Copy out each line in the material below that has the word "this".

[begin DATA ROWS]

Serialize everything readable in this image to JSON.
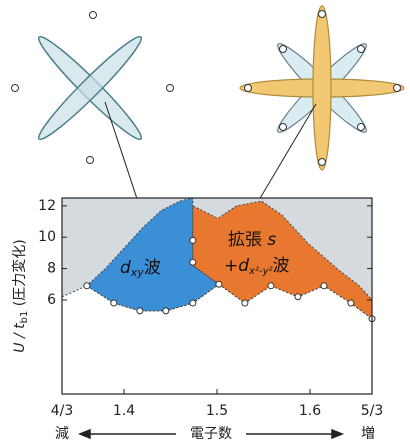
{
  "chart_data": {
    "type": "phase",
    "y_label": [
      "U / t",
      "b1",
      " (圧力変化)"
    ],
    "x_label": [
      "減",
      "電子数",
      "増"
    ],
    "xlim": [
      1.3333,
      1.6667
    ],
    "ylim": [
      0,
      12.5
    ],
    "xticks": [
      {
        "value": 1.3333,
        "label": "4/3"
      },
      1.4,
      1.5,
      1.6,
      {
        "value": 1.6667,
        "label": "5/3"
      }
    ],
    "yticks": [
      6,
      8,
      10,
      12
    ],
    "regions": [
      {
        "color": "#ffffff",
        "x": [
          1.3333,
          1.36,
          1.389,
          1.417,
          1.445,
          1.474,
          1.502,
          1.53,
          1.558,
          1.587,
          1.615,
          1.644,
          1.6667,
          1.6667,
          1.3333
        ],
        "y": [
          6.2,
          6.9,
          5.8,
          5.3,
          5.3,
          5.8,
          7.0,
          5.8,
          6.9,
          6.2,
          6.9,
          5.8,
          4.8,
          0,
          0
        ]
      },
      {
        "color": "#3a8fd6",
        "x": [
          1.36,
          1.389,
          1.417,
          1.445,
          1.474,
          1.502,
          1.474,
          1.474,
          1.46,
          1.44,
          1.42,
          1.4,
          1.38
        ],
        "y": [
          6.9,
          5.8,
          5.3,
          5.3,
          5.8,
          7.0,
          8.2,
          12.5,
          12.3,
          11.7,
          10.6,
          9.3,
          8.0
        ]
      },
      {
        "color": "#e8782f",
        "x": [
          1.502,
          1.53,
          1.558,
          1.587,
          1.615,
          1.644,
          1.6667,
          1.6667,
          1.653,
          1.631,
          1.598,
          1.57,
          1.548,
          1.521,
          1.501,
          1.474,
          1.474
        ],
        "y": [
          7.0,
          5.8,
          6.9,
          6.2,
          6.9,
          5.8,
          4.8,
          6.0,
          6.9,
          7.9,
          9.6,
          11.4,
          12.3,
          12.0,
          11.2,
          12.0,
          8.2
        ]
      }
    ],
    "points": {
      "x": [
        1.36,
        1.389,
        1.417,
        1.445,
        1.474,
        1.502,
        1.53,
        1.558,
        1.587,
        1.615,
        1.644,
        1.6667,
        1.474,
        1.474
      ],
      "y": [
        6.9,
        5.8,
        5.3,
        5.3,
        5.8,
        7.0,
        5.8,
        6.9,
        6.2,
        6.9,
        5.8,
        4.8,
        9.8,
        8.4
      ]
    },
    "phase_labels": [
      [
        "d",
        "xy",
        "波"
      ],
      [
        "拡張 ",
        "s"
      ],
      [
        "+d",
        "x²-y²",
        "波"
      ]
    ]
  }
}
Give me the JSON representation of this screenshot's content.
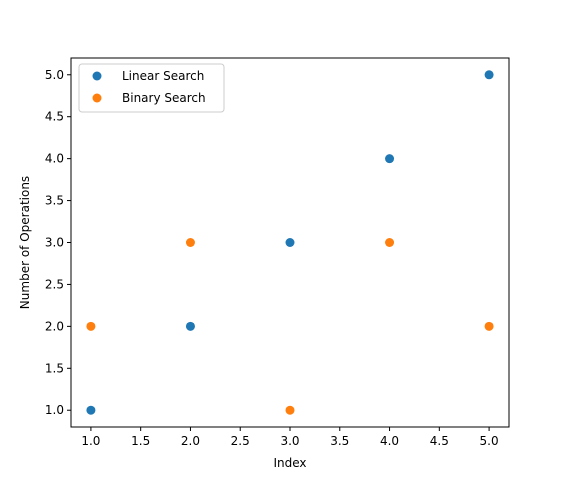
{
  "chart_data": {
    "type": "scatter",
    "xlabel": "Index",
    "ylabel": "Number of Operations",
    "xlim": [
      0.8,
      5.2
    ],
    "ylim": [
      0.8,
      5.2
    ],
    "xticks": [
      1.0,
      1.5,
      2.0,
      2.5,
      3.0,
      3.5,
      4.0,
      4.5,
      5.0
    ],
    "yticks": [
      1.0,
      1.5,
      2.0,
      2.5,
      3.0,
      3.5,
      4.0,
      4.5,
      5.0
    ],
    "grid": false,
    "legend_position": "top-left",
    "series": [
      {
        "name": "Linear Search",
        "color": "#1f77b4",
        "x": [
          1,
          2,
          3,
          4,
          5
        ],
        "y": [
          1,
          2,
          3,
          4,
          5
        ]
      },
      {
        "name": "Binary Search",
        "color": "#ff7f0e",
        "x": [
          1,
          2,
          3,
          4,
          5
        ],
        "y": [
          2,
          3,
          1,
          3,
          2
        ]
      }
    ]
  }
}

[end DATA ROWS]

TASK RESULT:
Serialize everything readable in this image to JSON.
Give me the JSON representation of this screenshot's content.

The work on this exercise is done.